## PROBLEM TO SOLVE
Filter the listing below, copying every line in which the word "this" appears.

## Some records
++++++++
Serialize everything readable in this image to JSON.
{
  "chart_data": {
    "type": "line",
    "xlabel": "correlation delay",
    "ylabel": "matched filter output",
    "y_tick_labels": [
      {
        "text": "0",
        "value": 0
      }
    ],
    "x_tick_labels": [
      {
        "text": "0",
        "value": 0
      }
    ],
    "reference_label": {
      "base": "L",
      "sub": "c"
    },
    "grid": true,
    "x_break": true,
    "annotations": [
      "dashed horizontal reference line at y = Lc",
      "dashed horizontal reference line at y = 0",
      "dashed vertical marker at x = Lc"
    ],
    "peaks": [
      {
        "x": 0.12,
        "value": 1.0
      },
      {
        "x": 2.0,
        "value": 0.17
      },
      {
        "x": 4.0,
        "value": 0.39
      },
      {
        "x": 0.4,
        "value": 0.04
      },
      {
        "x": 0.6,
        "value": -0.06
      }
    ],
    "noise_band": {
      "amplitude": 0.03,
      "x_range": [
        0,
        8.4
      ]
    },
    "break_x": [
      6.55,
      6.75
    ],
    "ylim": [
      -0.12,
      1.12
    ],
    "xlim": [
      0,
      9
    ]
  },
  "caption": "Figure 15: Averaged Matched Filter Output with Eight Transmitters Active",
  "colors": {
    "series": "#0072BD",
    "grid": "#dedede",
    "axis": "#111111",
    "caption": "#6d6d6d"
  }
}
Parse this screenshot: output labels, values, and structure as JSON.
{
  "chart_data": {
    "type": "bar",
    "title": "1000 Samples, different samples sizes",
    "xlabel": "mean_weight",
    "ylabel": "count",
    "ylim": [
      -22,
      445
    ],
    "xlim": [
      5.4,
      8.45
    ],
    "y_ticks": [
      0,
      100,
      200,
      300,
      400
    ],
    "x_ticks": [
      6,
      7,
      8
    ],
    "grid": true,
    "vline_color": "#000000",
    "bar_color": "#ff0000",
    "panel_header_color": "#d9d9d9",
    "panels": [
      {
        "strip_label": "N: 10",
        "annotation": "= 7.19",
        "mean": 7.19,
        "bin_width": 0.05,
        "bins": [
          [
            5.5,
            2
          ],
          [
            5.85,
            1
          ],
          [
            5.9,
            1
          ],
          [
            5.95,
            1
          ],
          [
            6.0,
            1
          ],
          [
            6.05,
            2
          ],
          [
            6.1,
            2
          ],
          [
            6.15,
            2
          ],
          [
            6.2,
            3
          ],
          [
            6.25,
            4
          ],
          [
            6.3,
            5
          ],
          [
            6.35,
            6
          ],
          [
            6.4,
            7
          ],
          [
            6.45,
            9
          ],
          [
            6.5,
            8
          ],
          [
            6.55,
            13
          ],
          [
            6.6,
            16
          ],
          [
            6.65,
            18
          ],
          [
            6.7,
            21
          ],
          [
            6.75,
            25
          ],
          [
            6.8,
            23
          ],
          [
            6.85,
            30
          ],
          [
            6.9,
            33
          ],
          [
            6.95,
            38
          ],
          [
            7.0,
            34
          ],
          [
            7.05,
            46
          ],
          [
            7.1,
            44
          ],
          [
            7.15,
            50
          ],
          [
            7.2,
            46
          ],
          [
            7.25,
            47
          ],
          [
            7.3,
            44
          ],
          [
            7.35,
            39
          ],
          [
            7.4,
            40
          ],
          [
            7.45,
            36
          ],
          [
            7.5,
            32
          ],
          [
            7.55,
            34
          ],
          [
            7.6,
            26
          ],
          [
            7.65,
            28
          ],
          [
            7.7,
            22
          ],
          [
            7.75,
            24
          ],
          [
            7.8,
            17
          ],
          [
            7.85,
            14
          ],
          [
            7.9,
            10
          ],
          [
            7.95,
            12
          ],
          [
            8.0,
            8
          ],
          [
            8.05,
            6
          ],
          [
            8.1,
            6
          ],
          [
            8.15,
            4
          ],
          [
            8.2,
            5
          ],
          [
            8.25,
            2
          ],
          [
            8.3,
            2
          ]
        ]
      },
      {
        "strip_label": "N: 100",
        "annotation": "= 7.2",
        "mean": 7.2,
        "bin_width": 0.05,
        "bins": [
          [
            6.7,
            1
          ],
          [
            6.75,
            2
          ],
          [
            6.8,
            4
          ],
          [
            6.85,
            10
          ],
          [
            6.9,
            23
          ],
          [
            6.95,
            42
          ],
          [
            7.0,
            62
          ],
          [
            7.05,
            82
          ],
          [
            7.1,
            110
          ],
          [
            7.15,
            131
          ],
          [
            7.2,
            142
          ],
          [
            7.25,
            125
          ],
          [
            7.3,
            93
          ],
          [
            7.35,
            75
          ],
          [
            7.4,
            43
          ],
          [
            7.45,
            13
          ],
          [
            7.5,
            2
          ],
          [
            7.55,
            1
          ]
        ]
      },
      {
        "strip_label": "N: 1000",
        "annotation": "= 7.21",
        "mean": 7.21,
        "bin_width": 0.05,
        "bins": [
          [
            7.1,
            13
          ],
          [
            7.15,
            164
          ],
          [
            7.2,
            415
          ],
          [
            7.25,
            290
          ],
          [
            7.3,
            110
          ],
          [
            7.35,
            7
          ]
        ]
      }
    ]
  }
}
++++++++
## WRITTEN ANSWER
Serialize everything readable in this image to JSON.
Parse this screenshot: output labels, values, and structure as JSON.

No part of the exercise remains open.